**EXERCISE DIRECTIONS:** Report each line of the data that has "kuukautta" somewhere in it.

Records contained in a dataset:
■ ■ ■ ■ ■ ■ ■

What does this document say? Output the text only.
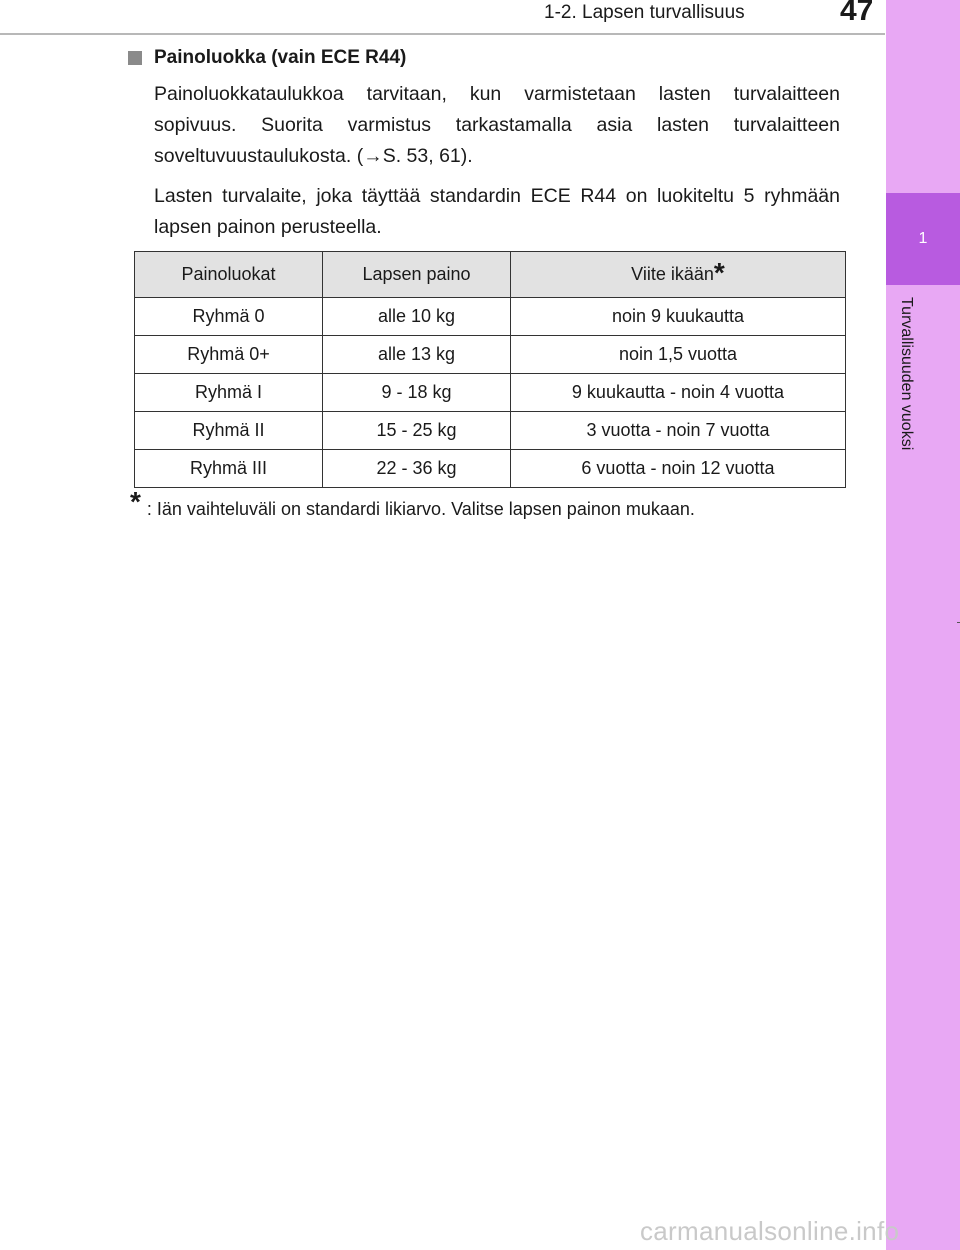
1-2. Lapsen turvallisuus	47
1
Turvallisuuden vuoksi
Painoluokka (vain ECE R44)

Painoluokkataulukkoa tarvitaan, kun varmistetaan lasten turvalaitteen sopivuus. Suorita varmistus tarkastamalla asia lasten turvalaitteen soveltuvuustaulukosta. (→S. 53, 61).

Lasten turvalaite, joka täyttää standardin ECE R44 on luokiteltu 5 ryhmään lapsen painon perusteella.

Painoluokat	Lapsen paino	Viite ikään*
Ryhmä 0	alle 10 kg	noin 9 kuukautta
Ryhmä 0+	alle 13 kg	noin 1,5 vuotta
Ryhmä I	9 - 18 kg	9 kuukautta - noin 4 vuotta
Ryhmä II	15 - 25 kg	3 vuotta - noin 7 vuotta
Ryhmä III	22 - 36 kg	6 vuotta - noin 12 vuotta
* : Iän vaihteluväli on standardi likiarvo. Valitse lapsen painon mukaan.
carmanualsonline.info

■ ■ ■ ■ ■ ■ ■

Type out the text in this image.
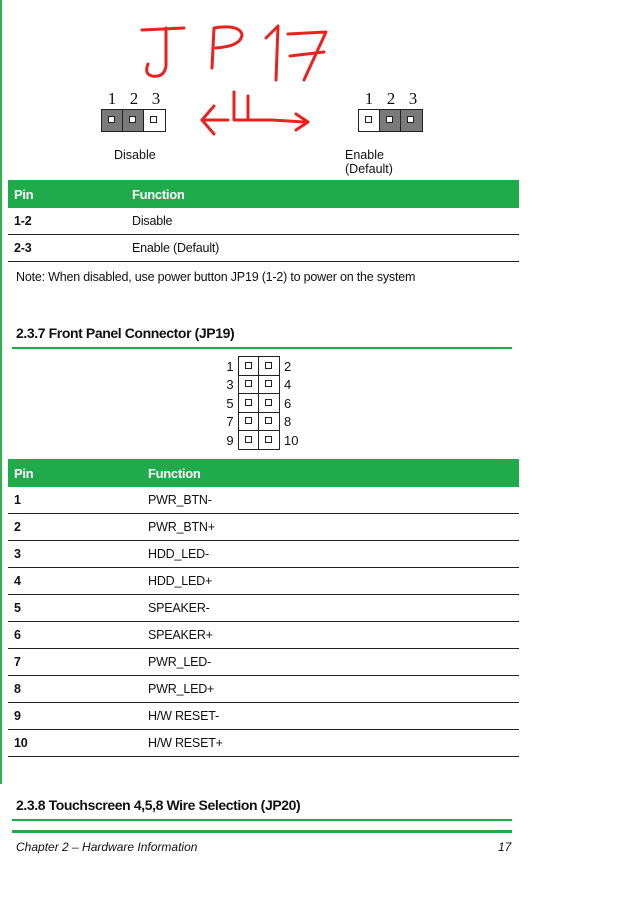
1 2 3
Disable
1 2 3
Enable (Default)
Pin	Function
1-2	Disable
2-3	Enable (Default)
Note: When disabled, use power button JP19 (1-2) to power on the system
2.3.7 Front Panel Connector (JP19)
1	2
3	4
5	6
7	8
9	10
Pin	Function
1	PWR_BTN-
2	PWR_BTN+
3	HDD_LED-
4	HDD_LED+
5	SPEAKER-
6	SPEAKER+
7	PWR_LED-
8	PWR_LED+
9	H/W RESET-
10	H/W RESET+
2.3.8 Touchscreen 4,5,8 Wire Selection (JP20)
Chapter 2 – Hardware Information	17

■ ■ ■ ■ ■ ■ ■

**SOLVED EXERCISE:**
Ryhmä 0	alle 10 kg	noin 9 kuukautta
Ryhmä I	9 - 18 kg	9 kuukautta - noin 4 vuotta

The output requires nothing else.